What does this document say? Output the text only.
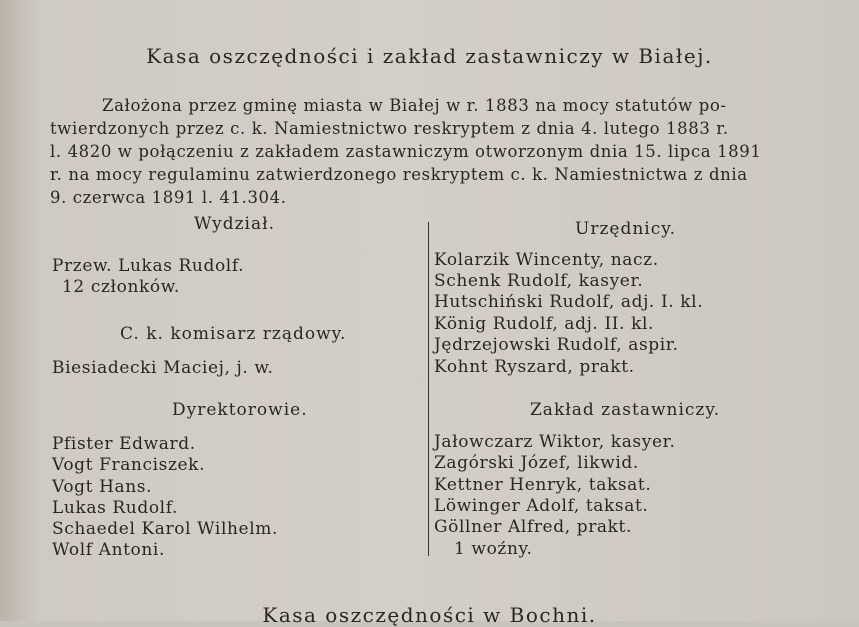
Kasa oszczędności i zakład zastawniczy w Białej.
Założona przez gminę miasta w Białej w r. 1883 na mocy statutów po-
twierdzonych przez c. k. Namiestnictwo reskryptem z dnia 4. lutego 1883 r.
l. 4820 w połączeniu z zakładem zastawniczym otworzonym dnia 15. lipca 1891
r. na mocy regulaminu zatwierdzonego reskryptem c. k. Namiestnictwa z dnia
9. czerwca 1891 l. 41.304.
Wydział.
Przew. Lukas Rudolf.
12 członków.
C. k. komisarz rządowy.
Biesiadecki Maciej, j. w.
Dyrektorowie.
Pfister Edward.
Vogt Franciszek.
Vogt Hans.
Lukas Rudolf.
Schaedel Karol Wilhelm.
Wolf Antoni.
Urzędnicy.
Kolarzik Wincenty, nacz.
Schenk Rudolf, kasyer.
Hutschiński Rudolf, adj. I. kl.
König Rudolf, adj. II. kl.
Jędrzejowski Rudolf, aspir.
Kohnt Ryszard, prakt.
Zakład zastawniczy.
Jałowczarz Wiktor, kasyer.
Zagórski Józef, likwid.
Kettner Henryk, taksat.
Löwinger Adolf, taksat.
Göllner Alfred, prakt.
1 woźny.
Kasa oszczędności w Bochni.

__What is required__: Return each line exactly as written. Any picture gets left out.

__Output of the task__:
What does this document say? Output the text only.
Kasa oszczędności i zakład zastawniczy w Białej.
Założona przez gminę miasta w Białej w r. 1883 na mocy statutów po-
twierdzonych przez c. k. Namiestnictwo reskryptem z dnia 4. lutego 1883 r.
l. 4820 w połączeniu z zakładem zastawniczym otworzonym dnia 15. lipca 1891
r. na mocy regulaminu zatwierdzonego reskryptem c. k. Namiestnictwa z dnia
9. czerwca 1891 l. 41.304.
Wydział.
Przew. Lukas Rudolf.
12 członków.
C. k. komisarz rządowy.
Biesiadecki Maciej, j. w.
Dyrektorowie.
Pfister Edward.
Vogt Franciszek.
Vogt Hans.
Lukas Rudolf.
Schaedel Karol Wilhelm.
Wolf Antoni.
Urzędnicy.
Kolarzik Wincenty, nacz.
Schenk Rudolf, kasyer.
Hutschiński Rudolf, adj. I. kl.
König Rudolf, adj. II. kl.
Jędrzejowski Rudolf, aspir.
Kohnt Ryszard, prakt.
Zakład zastawniczy.
Jałowczarz Wiktor, kasyer.
Zagórski Józef, likwid.
Kettner Henryk, taksat.
Löwinger Adolf, taksat.
Göllner Alfred, prakt.
1 woźny.
Kasa oszczędności w Bochni.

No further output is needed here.